Below is some material; transcribe all of it exactly.

*Items from a dataset*.
/---
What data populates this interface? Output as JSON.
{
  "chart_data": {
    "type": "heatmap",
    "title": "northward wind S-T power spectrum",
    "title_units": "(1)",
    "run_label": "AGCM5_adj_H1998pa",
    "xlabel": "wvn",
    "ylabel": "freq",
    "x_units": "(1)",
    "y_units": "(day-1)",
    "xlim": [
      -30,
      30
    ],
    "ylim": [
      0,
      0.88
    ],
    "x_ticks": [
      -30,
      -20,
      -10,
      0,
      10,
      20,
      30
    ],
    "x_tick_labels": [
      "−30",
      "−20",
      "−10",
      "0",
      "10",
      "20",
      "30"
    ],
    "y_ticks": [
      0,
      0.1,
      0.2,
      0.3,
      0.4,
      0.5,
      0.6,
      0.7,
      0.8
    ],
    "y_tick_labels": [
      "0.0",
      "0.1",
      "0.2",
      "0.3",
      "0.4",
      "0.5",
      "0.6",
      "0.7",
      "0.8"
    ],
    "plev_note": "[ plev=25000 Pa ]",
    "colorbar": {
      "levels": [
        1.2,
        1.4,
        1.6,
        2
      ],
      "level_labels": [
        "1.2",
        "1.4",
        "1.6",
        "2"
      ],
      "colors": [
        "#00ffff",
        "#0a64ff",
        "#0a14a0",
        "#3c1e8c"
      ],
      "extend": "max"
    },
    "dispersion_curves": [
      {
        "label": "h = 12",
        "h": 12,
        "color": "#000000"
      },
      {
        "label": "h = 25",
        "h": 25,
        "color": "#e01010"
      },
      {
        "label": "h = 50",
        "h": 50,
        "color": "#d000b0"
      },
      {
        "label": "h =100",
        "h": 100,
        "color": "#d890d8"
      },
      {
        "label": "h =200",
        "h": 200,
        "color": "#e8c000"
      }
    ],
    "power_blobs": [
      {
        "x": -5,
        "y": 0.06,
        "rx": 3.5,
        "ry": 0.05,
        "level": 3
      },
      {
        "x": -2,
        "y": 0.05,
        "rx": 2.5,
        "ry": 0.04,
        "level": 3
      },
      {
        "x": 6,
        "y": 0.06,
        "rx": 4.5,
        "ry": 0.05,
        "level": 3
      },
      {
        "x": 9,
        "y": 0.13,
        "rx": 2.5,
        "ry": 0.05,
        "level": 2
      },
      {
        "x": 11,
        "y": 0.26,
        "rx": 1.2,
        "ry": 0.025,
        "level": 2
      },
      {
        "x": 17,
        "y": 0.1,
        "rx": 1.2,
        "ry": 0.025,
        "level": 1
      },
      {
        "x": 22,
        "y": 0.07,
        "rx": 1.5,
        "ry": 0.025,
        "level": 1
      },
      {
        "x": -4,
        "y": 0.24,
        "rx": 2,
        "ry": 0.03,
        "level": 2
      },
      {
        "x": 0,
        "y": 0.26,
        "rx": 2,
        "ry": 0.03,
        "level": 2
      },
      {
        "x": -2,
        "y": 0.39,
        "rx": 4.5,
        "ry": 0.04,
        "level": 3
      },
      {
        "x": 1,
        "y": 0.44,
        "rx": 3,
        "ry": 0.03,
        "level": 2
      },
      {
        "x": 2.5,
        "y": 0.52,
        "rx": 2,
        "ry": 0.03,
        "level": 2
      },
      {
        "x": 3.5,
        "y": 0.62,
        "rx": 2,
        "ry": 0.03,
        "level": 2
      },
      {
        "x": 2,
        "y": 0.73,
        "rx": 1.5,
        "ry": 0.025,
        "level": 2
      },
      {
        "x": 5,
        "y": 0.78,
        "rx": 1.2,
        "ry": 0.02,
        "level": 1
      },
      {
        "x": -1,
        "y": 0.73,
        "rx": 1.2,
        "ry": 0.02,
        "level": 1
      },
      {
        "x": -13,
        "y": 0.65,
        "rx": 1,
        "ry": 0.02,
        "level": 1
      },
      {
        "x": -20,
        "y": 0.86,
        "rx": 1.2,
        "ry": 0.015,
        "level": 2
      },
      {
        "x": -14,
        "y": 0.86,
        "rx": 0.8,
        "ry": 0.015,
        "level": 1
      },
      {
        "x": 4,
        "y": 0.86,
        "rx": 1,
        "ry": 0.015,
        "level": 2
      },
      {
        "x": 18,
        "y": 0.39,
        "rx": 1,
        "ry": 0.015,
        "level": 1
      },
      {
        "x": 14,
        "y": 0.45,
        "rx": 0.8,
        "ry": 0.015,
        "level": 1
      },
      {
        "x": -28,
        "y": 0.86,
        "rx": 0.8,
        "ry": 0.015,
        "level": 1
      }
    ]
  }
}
\---
*Task answer*.
What data populates this interface? Output as JSON.
{
  "chart_data": {
    "type": "heatmap",
    "title": "northward wind S-T power spectrum",
    "title_units": "(1)",
    "run_label": "AGCM5_adj_H1998pa",
    "xlabel": "wvn",
    "ylabel": "freq",
    "x_units": "(1)",
    "y_units": "(day-1)",
    "xlim": [
      -30,
      30
    ],
    "ylim": [
      0,
      0.88
    ],
    "x_ticks": [
      -30,
      -20,
      -10,
      0,
      10,
      20,
      30
    ],
    "x_tick_labels": [
      "−30",
      "−20",
      "−10",
      "0",
      "10",
      "20",
      "30"
    ],
    "y_ticks": [
      0,
      0.1,
      0.2,
      0.3,
      0.4,
      0.5,
      0.6,
      0.7,
      0.8
    ],
    "y_tick_labels": [
      "0.0",
      "0.1",
      "0.2",
      "0.3",
      "0.4",
      "0.5",
      "0.6",
      "0.7",
      "0.8"
    ],
    "plev_note": "[ plev=25000 Pa ]",
    "colorbar": {
      "levels": [
        1.2,
        1.4,
        1.6,
        2
      ],
      "level_labels": [
        "1.2",
        "1.4",
        "1.6",
        "2"
      ],
      "colors": [
        "#00ffff",
        "#0a64ff",
        "#0a14a0",
        "#3c1e8c"
      ],
      "extend": "max"
    },
    "dispersion_curves": [
      {
        "label": "h = 12",
        "h": 12,
        "color": "#000000"
      },
      {
        "label": "h = 25",
        "h": 25,
        "color": "#e01010"
      },
      {
        "label": "h = 50",
        "h": 50,
        "color": "#d000b0"
      },
      {
        "label": "h =100",
        "h": 100,
        "color": "#d890d8"
      },
      {
        "label": "h =200",
        "h": 200,
        "color": "#e8c000"
      }
    ],
    "power_blobs": [
      {
        "x": -5,
        "y": 0.06,
        "rx": 3.5,
        "ry": 0.05,
        "level": 3
      },
      {
        "x": -2,
        "y": 0.05,
        "rx": 2.5,
        "ry": 0.04,
        "level": 3
      },
      {
        "x": 6,
        "y": 0.06,
        "rx": 4.5,
        "ry": 0.05,
        "level": 3
      },
      {
        "x": 9,
        "y": 0.13,
        "rx": 2.5,
        "ry": 0.05,
        "level": 2
      },
      {
        "x": 11,
        "y": 0.26,
        "rx": 1.2,
        "ry": 0.025,
        "level": 2
      },
      {
        "x": 17,
        "y": 0.1,
        "rx": 1.2,
        "ry": 0.025,
        "level": 1
      },
      {
        "x": 22,
        "y": 0.07,
        "rx": 1.5,
        "ry": 0.025,
        "level": 1
      },
      {
        "x": -4,
        "y": 0.24,
        "rx": 2,
        "ry": 0.03,
        "level": 2
      },
      {
        "x": 0,
        "y": 0.26,
        "rx": 2,
        "ry": 0.03,
        "level": 2
      },
      {
        "x": -2,
        "y": 0.39,
        "rx": 4.5,
        "ry": 0.04,
        "level": 3
      },
      {
        "x": 1,
        "y": 0.44,
        "rx": 3,
        "ry": 0.03,
        "level": 2
      },
      {
        "x": 2.5,
        "y": 0.52,
        "rx": 2,
        "ry": 0.03,
        "level": 2
      },
      {
        "x": 3.5,
        "y": 0.62,
        "rx": 2,
        "ry": 0.03,
        "level": 2
      },
      {
        "x": 2,
        "y": 0.73,
        "rx": 1.5,
        "ry": 0.025,
        "level": 2
      },
      {
        "x": 5,
        "y": 0.78,
        "rx": 1.2,
        "ry": 0.02,
        "level": 1
      },
      {
        "x": -1,
        "y": 0.73,
        "rx": 1.2,
        "ry": 0.02,
        "level": 1
      },
      {
        "x": -13,
        "y": 0.65,
        "rx": 1,
        "ry": 0.02,
        "level": 1
      },
      {
        "x": -20,
        "y": 0.86,
        "rx": 1.2,
        "ry": 0.015,
        "level": 2
      },
      {
        "x": -14,
        "y": 0.86,
        "rx": 0.8,
        "ry": 0.015,
        "level": 1
      },
      {
        "x": 4,
        "y": 0.86,
        "rx": 1,
        "ry": 0.015,
        "level": 2
      },
      {
        "x": 18,
        "y": 0.39,
        "rx": 1,
        "ry": 0.015,
        "level": 1
      },
      {
        "x": 14,
        "y": 0.45,
        "rx": 0.8,
        "ry": 0.015,
        "level": 1
      },
      {
        "x": -28,
        "y": 0.86,
        "rx": 0.8,
        "ry": 0.015,
        "level": 1
      }
    ]
  }
}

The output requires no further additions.